**WORK INSTRUCTIONS**
Go through the records underneath and count the lines that include the string "title". Give nothing but the number.

-------

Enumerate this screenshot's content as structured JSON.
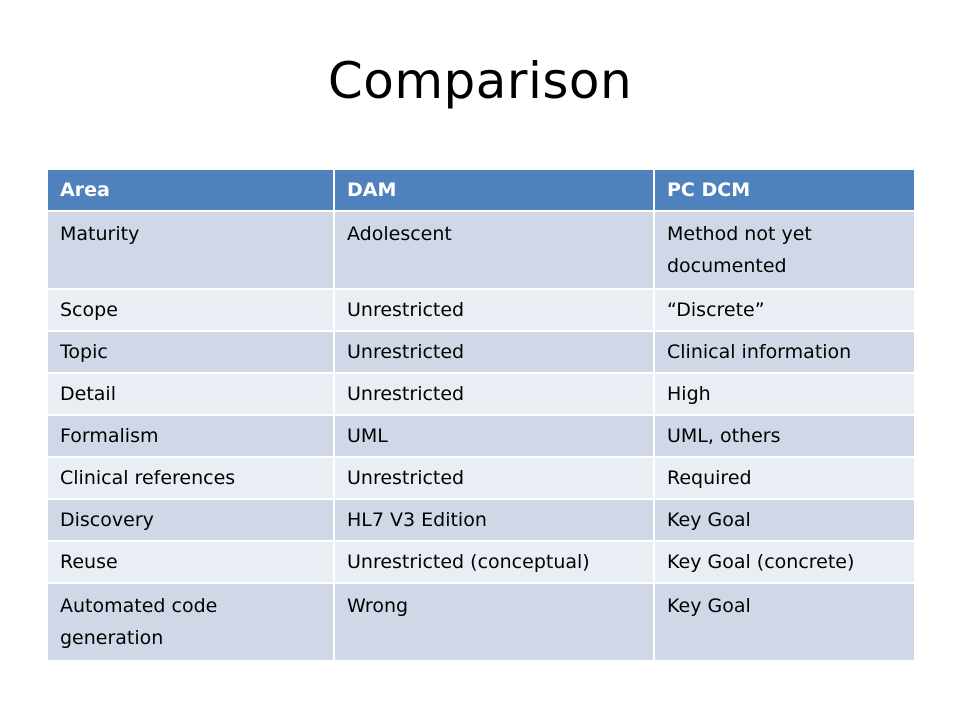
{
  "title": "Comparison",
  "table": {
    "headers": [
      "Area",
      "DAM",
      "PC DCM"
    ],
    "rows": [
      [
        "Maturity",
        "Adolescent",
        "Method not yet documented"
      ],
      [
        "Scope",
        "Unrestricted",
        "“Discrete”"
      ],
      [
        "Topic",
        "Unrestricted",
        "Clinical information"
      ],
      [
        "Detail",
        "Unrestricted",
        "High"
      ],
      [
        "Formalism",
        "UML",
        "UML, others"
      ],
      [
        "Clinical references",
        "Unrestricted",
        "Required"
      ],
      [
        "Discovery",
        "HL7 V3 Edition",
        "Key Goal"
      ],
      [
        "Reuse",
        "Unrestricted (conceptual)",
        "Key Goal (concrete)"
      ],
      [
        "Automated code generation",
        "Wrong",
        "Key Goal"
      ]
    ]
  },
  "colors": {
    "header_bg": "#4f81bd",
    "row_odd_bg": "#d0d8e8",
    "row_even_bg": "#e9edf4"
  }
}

-------

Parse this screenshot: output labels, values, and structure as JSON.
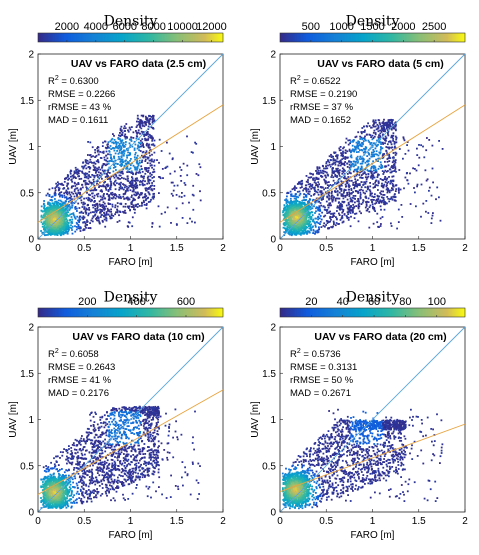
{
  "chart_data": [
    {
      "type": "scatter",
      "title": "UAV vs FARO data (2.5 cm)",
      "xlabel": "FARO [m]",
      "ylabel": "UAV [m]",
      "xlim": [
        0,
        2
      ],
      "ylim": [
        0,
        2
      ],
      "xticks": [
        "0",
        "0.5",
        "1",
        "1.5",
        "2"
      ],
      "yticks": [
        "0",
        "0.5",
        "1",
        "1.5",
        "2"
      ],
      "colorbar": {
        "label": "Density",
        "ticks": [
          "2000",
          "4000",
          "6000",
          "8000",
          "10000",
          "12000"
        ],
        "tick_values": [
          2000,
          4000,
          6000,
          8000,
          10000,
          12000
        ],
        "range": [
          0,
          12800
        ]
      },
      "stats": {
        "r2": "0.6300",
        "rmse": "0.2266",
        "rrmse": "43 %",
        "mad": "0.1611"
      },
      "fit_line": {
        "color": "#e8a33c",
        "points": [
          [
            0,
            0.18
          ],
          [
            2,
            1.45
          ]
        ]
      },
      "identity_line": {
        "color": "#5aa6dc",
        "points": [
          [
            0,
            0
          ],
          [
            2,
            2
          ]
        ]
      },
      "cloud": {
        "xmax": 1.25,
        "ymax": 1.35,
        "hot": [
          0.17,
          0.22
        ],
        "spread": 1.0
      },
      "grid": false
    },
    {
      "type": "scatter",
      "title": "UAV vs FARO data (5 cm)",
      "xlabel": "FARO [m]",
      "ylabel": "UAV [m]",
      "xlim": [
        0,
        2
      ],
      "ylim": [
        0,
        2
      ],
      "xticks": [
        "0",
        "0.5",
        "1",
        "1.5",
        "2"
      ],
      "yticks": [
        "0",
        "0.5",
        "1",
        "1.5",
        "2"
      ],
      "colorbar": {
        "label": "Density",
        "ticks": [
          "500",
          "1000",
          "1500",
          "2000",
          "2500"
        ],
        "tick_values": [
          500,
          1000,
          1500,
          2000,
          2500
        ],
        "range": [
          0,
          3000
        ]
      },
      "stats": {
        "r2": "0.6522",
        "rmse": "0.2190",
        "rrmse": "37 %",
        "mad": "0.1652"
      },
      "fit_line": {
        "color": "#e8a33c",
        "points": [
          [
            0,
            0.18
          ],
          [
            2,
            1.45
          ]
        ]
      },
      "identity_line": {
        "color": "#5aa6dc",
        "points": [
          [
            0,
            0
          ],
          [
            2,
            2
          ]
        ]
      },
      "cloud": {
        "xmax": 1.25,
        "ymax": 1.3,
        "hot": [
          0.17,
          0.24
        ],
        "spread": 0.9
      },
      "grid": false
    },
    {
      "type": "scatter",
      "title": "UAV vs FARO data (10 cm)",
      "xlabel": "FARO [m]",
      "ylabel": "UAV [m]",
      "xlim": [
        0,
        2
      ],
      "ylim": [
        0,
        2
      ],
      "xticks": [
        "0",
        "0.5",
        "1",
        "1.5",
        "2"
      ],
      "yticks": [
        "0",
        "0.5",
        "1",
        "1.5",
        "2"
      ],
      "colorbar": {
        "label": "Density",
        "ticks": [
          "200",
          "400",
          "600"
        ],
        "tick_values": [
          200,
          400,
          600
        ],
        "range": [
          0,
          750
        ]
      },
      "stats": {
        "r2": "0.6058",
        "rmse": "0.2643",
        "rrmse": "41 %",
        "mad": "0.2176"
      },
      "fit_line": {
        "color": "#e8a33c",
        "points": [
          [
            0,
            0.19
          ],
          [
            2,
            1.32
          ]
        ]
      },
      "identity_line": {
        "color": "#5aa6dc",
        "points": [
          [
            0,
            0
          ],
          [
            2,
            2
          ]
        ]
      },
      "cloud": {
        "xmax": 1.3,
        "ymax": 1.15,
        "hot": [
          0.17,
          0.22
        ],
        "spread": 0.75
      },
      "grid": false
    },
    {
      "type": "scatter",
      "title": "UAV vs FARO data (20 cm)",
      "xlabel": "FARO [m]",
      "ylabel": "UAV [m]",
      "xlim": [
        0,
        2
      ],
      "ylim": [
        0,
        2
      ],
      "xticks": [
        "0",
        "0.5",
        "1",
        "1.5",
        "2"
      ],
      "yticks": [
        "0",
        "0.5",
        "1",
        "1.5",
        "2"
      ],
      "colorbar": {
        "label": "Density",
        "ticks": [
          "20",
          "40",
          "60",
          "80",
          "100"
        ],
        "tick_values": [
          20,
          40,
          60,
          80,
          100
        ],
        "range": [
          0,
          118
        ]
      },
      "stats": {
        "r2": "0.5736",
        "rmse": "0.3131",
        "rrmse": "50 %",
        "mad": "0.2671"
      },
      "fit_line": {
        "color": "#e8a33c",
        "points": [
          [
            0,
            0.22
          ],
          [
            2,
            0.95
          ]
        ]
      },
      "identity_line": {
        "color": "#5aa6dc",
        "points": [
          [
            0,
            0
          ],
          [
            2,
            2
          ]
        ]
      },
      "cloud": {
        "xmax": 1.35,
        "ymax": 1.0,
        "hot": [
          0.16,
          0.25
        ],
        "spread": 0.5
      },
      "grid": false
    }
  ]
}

-------

**WRITTEN RESPONSE**
5